WHAT NEEDS TO BE DONE:
Skip the pictures. Copy all the rest of the records down exactly.

EXTRACTED DATA:
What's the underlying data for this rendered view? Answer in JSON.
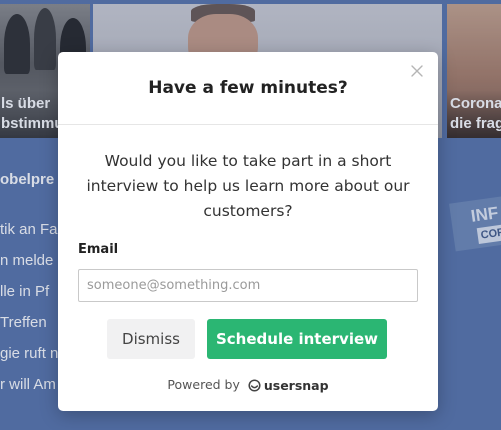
{
  "background": {
    "cards": [
      {
        "caption_lines": [
          "ls über",
          "bstimmu"
        ]
      },
      {
        "caption_lines": []
      },
      {
        "caption_lines": [
          "Corona",
          "die frag"
        ]
      }
    ],
    "section_heading": "obelpre",
    "headlines": [
      "tik an Fa",
      "n melde",
      "lle in Pf",
      "Treffen",
      "gie ruft n",
      "r will Am"
    ],
    "info_badge": {
      "line1": "INF",
      "line2": "COR"
    }
  },
  "modal": {
    "title": "Have a few minutes?",
    "body": "Would you like to take part in a short interview to help us learn more about our customers?",
    "email_label": "Email",
    "email_placeholder": "someone@something.com",
    "email_value": "",
    "dismiss_label": "Dismiss",
    "schedule_label": "Schedule interview",
    "powered_by": "Powered by",
    "brand": "usersnap",
    "close_icon": "close-icon",
    "brand_icon": "usersnap-logo-icon"
  },
  "colors": {
    "page_bg": "#5a76ab",
    "primary_button": "#2bb673",
    "secondary_button": "#f1f1f2"
  }
}
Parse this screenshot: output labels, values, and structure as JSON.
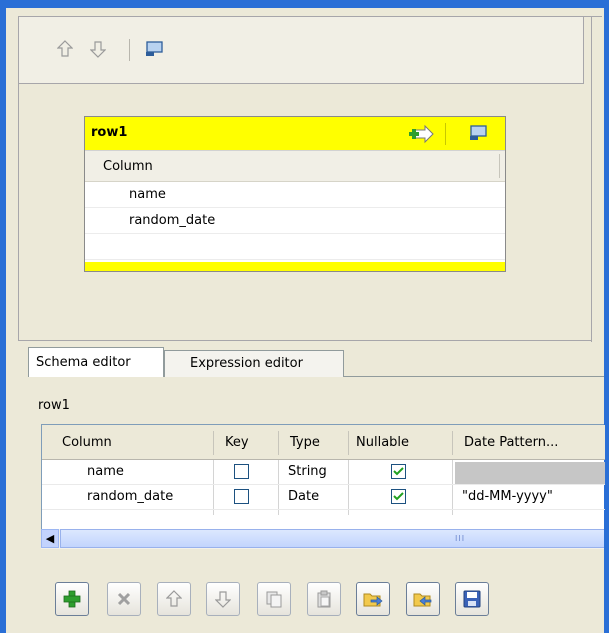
{
  "mapper": {
    "table_name": "row1",
    "column_header": "Column",
    "columns": [
      "name",
      "random_date"
    ]
  },
  "tabs": [
    {
      "label": "Schema editor",
      "active": true
    },
    {
      "label": "Expression editor",
      "active": false
    }
  ],
  "schema": {
    "title": "row1",
    "headers": [
      "Column",
      "Key",
      "Type",
      "Nullable",
      "Date Pattern..."
    ],
    "rows": [
      {
        "column": "name",
        "key": false,
        "type": "String",
        "nullable": true,
        "date_pattern": ""
      },
      {
        "column": "random_date",
        "key": false,
        "type": "Date",
        "nullable": true,
        "date_pattern": "\"dd-MM-yyyy\""
      }
    ],
    "scroll_grip": "III"
  },
  "colors": {
    "title_bar": "#2a6fd6",
    "table_header": "#ffff00",
    "add_icon": "#2e9e2e",
    "up_down_arrow": "#9a9a9a"
  }
}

RESPONSE TO THE TASK:
What's the underlying data for this rendered view? Answer in JSON.
{
  "background": {
    "cards": [
      {
        "caption_lines": [
          "ls über",
          "bstimmu"
        ]
      },
      {
        "caption_lines": []
      },
      {
        "caption_lines": [
          "Corona",
          "die frag"
        ]
      }
    ],
    "section_heading": "obelpre",
    "headlines": [
      "tik an Fa",
      "n melde",
      "lle in Pf",
      "Treffen",
      "gie ruft n",
      "r will Am"
    ],
    "info_badge": {
      "line1": "INF",
      "line2": "COR"
    }
  },
  "modal": {
    "title": "Have a few minutes?",
    "body": "Would you like to take part in a short interview to help us learn more about our customers?",
    "email_label": "Email",
    "email_placeholder": "someone@something.com",
    "email_value": "",
    "dismiss_label": "Dismiss",
    "schedule_label": "Schedule interview",
    "powered_by": "Powered by",
    "brand": "usersnap",
    "close_icon": "close-icon",
    "brand_icon": "usersnap-logo-icon"
  },
  "colors": {
    "page_bg": "#5a76ab",
    "primary_button": "#2bb673",
    "secondary_button": "#f1f1f2"
  }
}
Parse this screenshot: output labels, values, and structure as JSON.
{
  "mapper": {
    "table_name": "row1",
    "column_header": "Column",
    "columns": [
      "name",
      "random_date"
    ]
  },
  "tabs": [
    {
      "label": "Schema editor",
      "active": true
    },
    {
      "label": "Expression editor",
      "active": false
    }
  ],
  "schema": {
    "title": "row1",
    "headers": [
      "Column",
      "Key",
      "Type",
      "Nullable",
      "Date Pattern..."
    ],
    "rows": [
      {
        "column": "name",
        "key": false,
        "type": "String",
        "nullable": true,
        "date_pattern": ""
      },
      {
        "column": "random_date",
        "key": false,
        "type": "Date",
        "nullable": true,
        "date_pattern": "\"dd-MM-yyyy\""
      }
    ],
    "scroll_grip": "III"
  },
  "colors": {
    "title_bar": "#2a6fd6",
    "table_header": "#ffff00",
    "add_icon": "#2e9e2e",
    "up_down_arrow": "#9a9a9a"
  }
}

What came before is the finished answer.